§ What is asked
For the listing below, give the number of lines in which "text" occurs. Add nothing.

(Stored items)
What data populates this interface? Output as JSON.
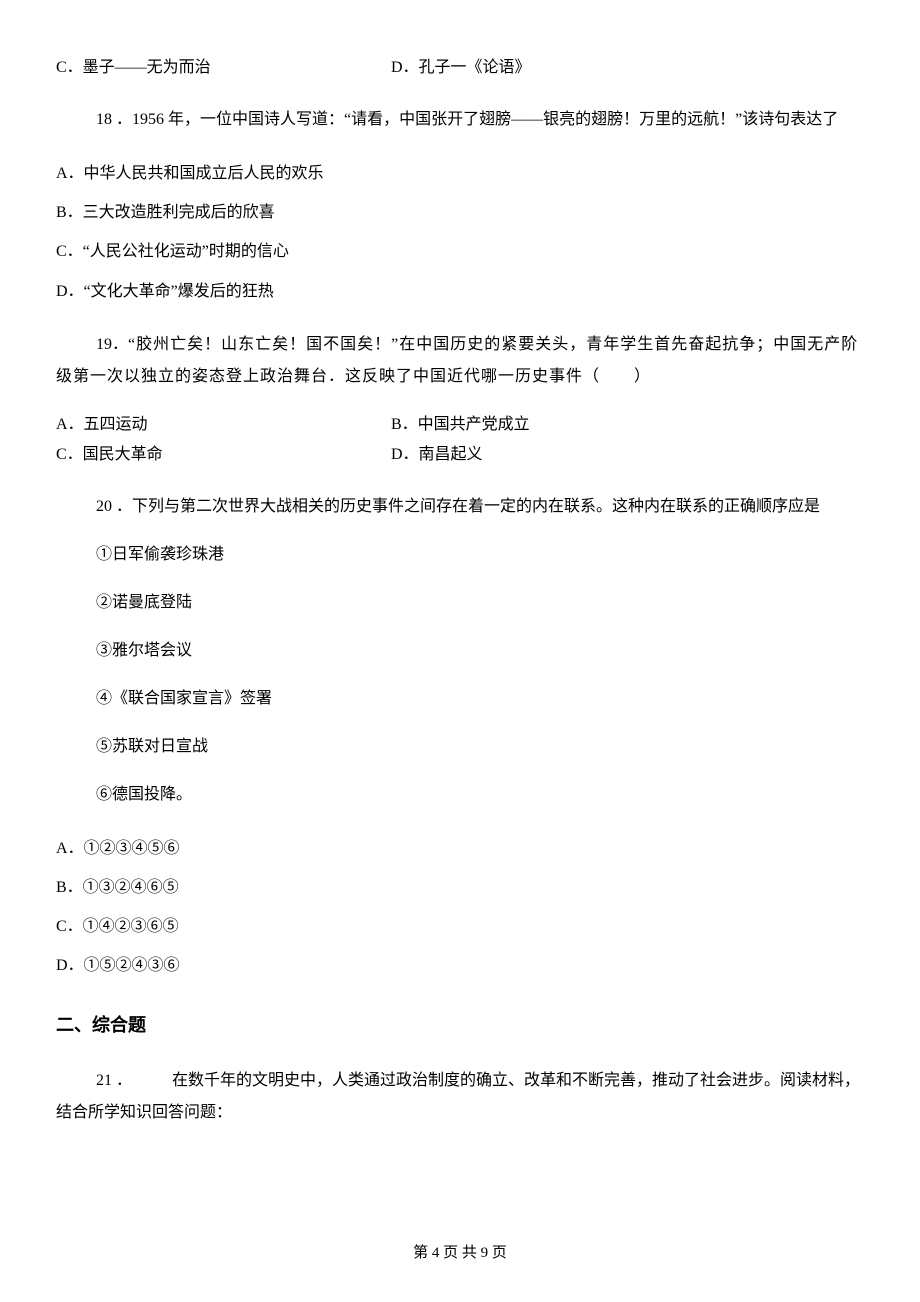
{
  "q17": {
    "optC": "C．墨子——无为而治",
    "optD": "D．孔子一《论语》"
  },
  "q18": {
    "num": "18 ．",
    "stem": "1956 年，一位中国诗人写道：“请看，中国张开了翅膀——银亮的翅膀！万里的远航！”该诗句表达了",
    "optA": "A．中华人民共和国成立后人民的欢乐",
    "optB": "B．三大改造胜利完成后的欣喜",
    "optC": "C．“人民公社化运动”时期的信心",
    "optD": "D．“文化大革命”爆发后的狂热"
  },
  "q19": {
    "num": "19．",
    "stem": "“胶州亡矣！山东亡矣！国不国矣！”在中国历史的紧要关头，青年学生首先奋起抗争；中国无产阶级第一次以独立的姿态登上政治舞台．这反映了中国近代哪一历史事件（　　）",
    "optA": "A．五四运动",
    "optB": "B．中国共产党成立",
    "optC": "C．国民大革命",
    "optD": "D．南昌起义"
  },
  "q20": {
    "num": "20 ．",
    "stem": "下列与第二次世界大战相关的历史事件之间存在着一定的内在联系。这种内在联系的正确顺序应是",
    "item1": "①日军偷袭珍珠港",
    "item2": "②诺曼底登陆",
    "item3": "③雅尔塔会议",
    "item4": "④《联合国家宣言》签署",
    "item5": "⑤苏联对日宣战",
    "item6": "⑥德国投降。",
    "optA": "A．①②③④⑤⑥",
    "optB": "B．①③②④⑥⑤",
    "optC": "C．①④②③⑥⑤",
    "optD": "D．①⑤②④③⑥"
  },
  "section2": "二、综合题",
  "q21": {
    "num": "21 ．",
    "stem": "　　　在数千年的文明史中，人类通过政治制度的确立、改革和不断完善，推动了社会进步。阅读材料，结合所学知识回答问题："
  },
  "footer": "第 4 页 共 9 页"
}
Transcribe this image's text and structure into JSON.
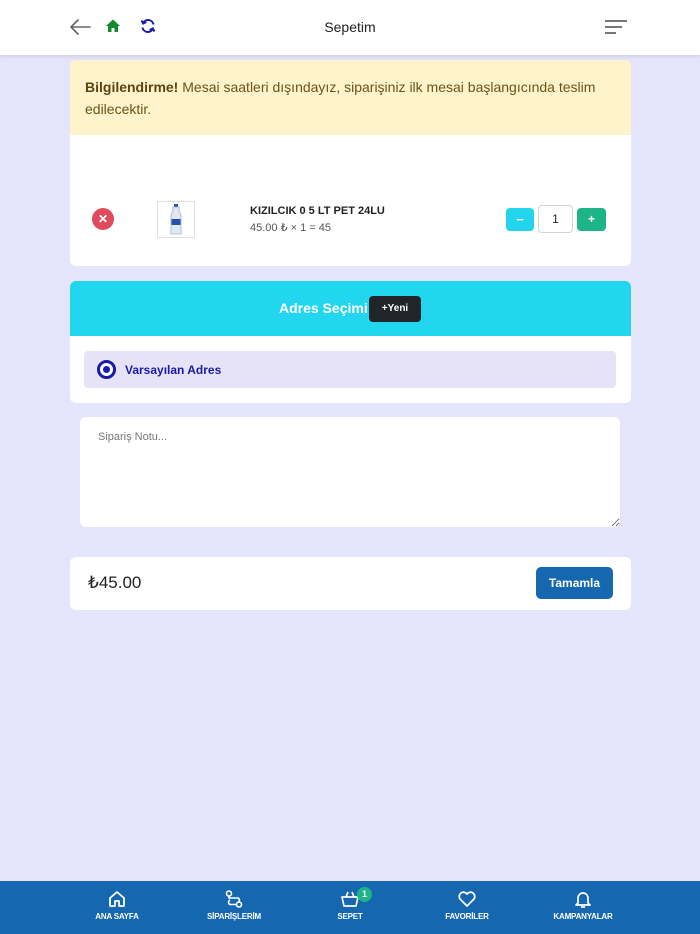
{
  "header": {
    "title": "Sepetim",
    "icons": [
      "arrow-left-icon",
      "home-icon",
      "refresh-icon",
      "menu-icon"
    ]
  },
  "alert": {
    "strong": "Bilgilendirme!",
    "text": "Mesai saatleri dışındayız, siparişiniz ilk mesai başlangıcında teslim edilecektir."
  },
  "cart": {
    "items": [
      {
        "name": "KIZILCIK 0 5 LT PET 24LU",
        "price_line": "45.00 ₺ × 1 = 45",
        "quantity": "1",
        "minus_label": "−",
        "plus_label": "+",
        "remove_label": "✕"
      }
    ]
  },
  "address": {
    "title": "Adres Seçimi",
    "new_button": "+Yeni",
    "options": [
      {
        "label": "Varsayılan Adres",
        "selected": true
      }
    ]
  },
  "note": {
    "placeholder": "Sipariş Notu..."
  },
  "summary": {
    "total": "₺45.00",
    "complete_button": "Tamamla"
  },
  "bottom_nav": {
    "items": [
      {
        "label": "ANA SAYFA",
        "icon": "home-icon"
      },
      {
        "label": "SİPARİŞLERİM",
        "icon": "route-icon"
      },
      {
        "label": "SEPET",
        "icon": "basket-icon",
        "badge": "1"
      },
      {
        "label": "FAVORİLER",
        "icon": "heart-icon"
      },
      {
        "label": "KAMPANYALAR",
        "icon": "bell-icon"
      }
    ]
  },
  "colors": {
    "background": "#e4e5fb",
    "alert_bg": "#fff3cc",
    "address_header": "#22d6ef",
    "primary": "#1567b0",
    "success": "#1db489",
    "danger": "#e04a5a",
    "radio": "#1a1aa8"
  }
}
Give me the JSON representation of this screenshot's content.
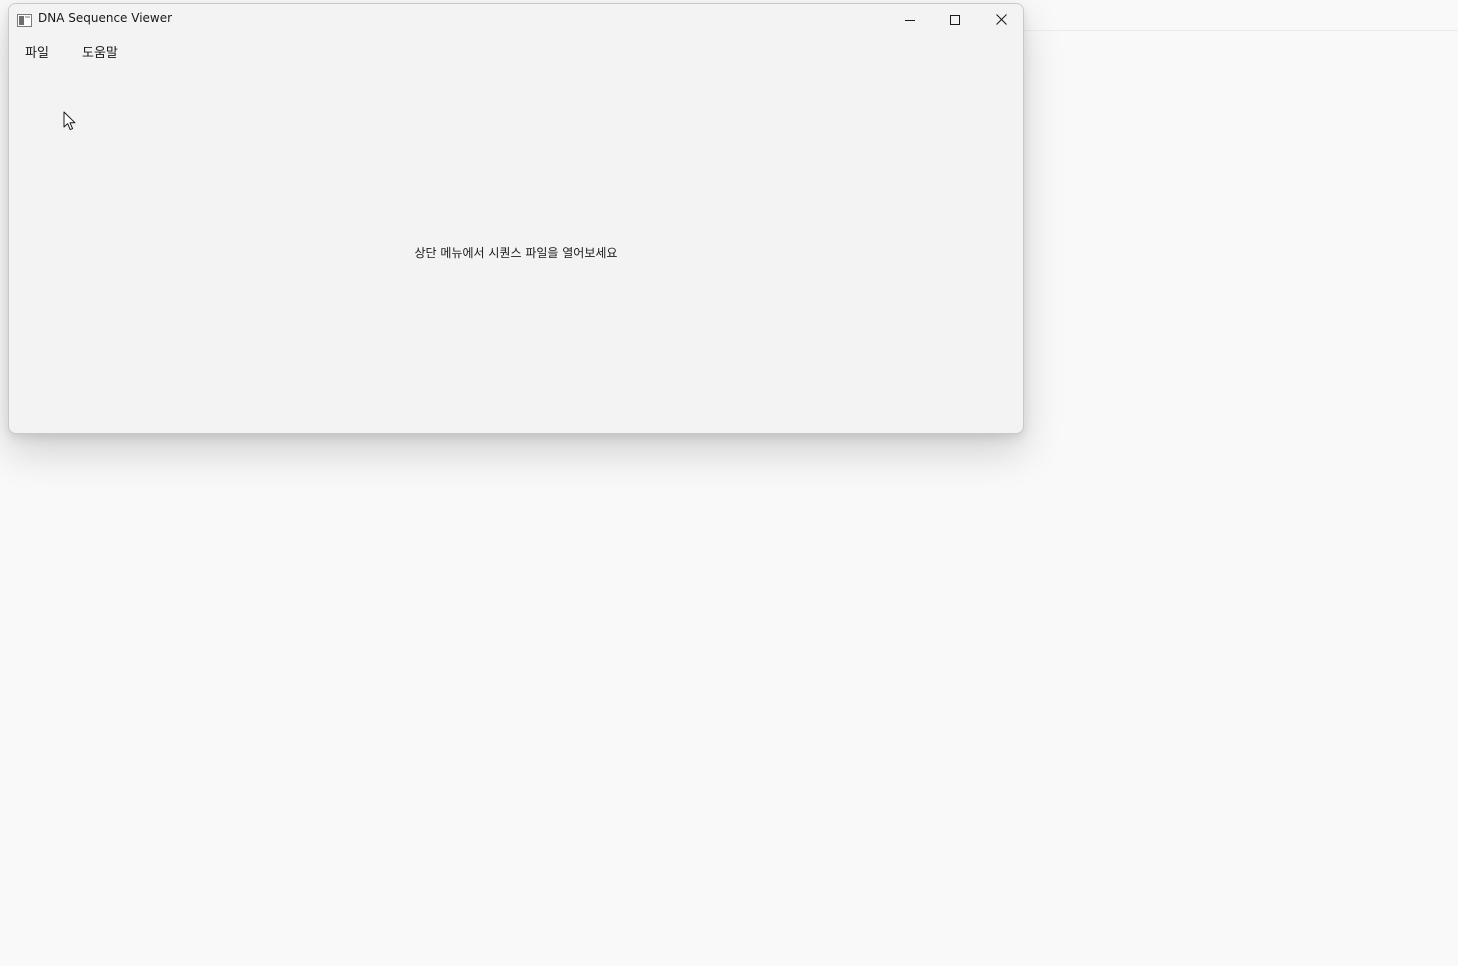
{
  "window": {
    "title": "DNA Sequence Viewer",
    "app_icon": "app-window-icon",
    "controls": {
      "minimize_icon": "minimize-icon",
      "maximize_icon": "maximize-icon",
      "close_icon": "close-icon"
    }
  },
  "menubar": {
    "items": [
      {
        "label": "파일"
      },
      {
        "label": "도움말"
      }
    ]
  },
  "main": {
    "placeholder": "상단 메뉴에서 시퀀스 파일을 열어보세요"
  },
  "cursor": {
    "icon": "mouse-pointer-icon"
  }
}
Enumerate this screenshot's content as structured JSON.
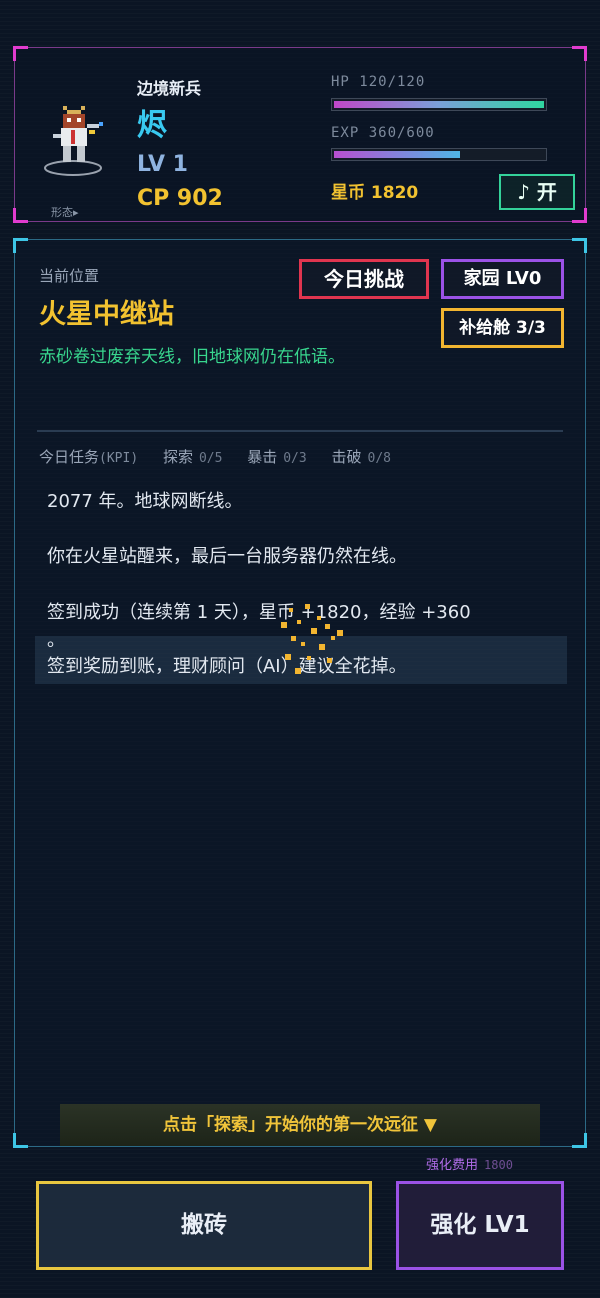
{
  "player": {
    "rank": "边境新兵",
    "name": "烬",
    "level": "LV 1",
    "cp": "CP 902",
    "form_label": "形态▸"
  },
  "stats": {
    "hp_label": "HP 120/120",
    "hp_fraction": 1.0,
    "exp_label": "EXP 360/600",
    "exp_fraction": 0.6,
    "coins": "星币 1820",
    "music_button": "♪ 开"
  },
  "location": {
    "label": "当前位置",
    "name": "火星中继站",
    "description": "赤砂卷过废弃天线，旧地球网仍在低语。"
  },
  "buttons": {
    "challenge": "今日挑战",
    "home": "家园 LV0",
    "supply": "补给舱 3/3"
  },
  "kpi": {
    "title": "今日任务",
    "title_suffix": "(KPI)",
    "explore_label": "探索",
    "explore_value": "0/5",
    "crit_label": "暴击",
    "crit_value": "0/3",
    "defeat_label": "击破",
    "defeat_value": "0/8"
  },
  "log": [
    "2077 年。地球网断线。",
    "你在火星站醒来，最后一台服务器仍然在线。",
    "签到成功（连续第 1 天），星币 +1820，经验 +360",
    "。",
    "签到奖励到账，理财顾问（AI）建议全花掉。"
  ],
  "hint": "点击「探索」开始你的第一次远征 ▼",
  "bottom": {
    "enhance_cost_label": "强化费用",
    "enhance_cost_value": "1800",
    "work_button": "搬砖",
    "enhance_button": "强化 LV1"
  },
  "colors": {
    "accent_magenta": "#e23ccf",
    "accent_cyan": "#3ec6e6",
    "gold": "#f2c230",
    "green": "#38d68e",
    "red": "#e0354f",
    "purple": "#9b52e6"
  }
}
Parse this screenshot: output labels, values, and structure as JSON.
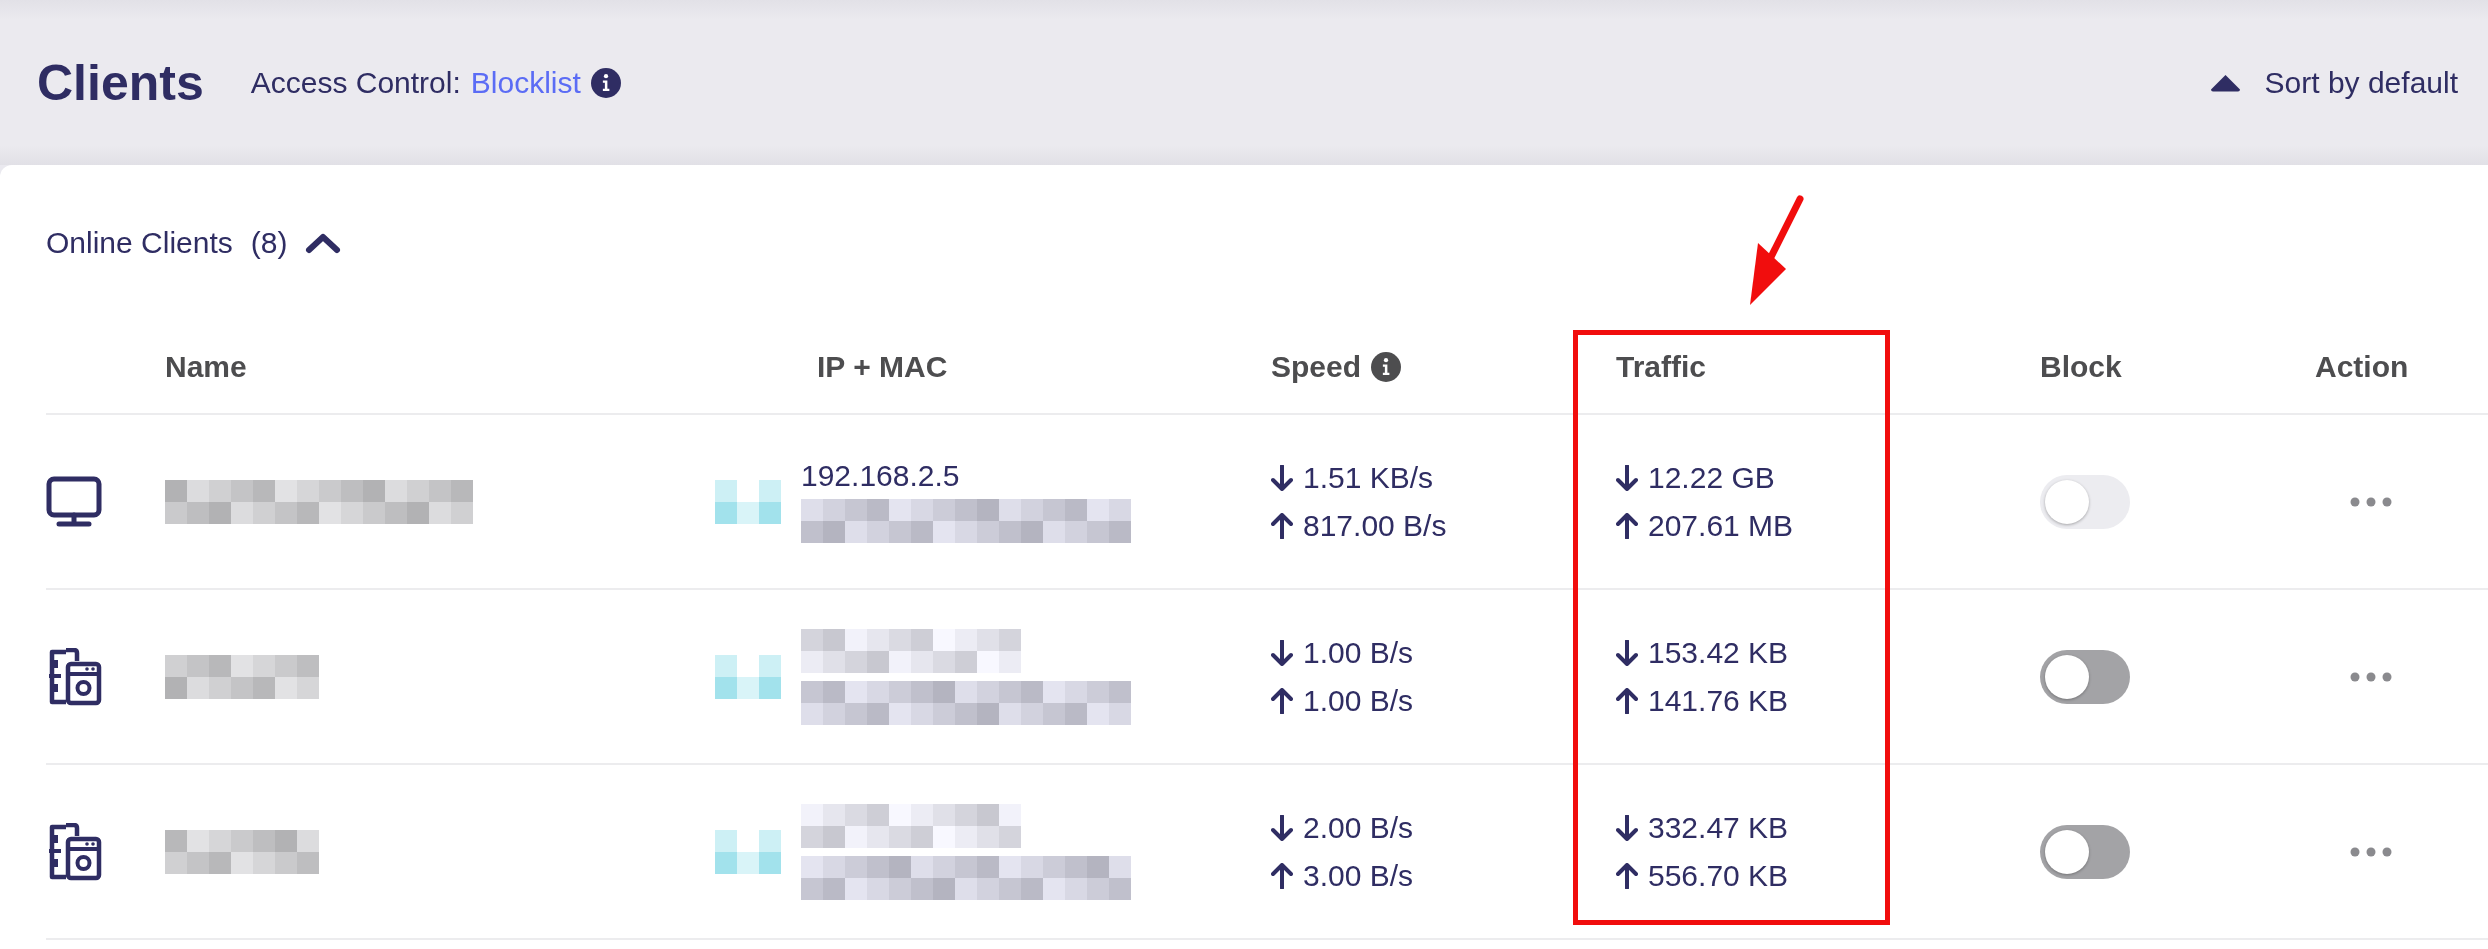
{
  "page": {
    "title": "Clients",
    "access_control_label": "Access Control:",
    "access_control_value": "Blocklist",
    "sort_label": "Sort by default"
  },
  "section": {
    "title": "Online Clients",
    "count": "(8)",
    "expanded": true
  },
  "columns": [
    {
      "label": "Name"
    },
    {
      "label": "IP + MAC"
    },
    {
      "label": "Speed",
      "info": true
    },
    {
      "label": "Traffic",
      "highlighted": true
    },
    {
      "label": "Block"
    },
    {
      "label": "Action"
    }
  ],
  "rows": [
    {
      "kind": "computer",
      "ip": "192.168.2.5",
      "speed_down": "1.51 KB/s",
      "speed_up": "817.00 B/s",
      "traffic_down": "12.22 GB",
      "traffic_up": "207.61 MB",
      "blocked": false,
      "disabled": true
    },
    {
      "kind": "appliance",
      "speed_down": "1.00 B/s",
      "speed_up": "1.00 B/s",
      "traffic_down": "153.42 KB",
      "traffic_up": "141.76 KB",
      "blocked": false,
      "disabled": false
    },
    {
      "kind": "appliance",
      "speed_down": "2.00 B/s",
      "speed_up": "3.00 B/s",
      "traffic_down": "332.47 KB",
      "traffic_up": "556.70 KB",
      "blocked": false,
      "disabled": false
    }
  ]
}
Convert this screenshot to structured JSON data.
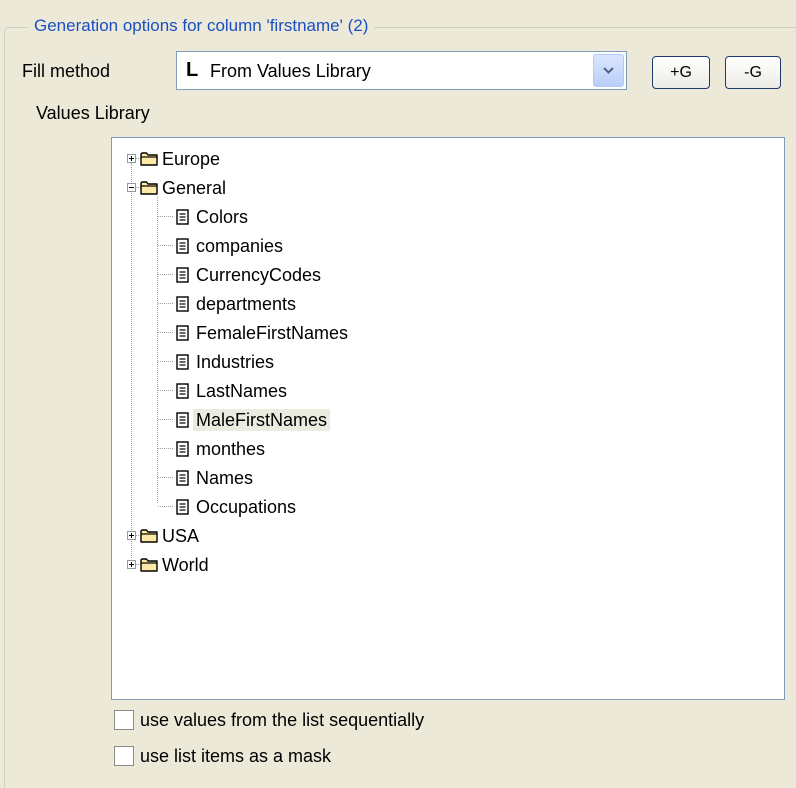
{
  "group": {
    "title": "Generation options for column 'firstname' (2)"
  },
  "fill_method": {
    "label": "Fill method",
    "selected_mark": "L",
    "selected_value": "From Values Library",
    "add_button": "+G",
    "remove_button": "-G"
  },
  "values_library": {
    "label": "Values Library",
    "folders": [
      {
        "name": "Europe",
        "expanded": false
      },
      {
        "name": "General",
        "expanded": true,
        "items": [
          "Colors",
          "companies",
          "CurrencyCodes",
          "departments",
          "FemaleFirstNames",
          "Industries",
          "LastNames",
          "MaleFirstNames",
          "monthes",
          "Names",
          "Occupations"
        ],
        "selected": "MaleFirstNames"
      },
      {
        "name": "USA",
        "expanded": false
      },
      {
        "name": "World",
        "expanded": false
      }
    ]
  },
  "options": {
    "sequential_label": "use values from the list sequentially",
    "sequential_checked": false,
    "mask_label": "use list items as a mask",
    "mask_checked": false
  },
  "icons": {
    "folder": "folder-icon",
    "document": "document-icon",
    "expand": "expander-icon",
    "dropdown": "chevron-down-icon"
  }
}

§ The reply
2